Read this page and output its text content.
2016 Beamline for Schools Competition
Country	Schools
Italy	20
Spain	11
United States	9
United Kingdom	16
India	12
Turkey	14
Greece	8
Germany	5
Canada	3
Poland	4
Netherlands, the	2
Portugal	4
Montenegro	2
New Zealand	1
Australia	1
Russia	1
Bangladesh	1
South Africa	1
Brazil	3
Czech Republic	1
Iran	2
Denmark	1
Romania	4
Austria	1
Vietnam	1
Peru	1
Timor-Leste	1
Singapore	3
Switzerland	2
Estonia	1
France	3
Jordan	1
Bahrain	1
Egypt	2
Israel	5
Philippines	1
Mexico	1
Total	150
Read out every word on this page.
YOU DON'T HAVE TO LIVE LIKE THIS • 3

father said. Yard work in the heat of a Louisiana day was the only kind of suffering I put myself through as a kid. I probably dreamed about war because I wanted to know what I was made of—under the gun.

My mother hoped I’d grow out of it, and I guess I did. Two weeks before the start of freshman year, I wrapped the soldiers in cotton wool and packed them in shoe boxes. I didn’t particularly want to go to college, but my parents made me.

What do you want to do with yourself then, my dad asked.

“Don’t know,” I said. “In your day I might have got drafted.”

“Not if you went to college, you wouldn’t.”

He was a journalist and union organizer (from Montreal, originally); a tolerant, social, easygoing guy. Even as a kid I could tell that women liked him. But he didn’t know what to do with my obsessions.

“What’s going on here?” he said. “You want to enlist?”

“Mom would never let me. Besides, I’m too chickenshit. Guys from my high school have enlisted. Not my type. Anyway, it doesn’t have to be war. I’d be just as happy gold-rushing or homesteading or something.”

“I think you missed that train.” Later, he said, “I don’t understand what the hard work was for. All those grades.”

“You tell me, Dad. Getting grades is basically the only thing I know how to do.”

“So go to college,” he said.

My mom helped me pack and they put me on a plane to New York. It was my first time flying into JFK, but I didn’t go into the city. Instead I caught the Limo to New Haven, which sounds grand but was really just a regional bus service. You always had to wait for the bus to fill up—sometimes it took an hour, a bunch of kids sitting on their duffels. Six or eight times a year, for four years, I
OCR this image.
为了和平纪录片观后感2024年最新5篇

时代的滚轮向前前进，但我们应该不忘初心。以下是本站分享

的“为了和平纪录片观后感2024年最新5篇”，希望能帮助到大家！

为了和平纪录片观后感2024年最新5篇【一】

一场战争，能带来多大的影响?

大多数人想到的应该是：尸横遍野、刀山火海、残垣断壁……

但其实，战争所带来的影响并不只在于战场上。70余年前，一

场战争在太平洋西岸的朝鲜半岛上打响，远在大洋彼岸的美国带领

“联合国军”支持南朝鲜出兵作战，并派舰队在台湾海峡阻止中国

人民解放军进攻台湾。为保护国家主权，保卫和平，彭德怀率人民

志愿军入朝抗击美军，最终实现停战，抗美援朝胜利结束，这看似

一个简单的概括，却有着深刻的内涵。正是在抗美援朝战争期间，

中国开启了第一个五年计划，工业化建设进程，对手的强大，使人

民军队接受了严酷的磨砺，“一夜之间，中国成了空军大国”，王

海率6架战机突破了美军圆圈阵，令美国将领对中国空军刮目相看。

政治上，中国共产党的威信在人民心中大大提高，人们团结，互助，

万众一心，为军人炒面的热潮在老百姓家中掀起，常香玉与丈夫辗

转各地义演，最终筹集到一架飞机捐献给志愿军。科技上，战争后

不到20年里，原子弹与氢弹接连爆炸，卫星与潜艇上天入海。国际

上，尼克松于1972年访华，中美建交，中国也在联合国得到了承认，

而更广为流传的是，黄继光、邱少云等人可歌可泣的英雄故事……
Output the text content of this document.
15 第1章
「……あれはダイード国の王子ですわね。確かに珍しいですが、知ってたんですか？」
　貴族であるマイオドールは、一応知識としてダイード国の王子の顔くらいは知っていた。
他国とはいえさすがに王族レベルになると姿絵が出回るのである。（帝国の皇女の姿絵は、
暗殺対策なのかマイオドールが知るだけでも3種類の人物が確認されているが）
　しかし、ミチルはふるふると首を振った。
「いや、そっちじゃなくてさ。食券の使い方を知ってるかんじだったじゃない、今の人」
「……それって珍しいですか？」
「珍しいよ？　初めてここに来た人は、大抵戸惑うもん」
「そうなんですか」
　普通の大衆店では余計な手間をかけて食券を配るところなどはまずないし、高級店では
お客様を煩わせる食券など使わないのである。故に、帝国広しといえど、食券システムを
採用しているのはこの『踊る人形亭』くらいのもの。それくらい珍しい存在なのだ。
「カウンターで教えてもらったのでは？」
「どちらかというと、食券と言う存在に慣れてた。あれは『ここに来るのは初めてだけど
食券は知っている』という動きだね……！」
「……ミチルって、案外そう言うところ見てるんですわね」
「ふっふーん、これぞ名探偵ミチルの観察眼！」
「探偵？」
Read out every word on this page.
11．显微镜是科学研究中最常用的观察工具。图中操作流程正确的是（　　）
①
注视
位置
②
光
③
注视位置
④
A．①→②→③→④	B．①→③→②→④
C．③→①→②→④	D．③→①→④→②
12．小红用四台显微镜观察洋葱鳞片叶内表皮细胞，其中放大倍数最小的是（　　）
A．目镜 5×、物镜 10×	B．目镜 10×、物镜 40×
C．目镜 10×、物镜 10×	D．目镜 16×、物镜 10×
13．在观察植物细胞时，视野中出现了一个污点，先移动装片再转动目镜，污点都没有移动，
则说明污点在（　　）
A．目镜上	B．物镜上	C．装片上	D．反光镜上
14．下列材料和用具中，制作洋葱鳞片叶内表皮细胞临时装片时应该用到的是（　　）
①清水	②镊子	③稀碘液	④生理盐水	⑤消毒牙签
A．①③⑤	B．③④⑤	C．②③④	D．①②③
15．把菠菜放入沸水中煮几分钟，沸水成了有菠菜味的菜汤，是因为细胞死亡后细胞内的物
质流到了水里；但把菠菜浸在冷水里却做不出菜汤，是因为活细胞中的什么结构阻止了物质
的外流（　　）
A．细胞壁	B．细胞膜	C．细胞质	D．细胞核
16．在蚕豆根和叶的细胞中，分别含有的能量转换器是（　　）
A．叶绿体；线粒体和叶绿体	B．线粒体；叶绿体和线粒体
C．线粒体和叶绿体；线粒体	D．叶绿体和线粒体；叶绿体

■ **WHAT IS NEEDED**: Find the lines containing "Schools" and list every one of them.

■ **RESULT BELOW**:
2016 Beamline for Schools Competition
Country	Schools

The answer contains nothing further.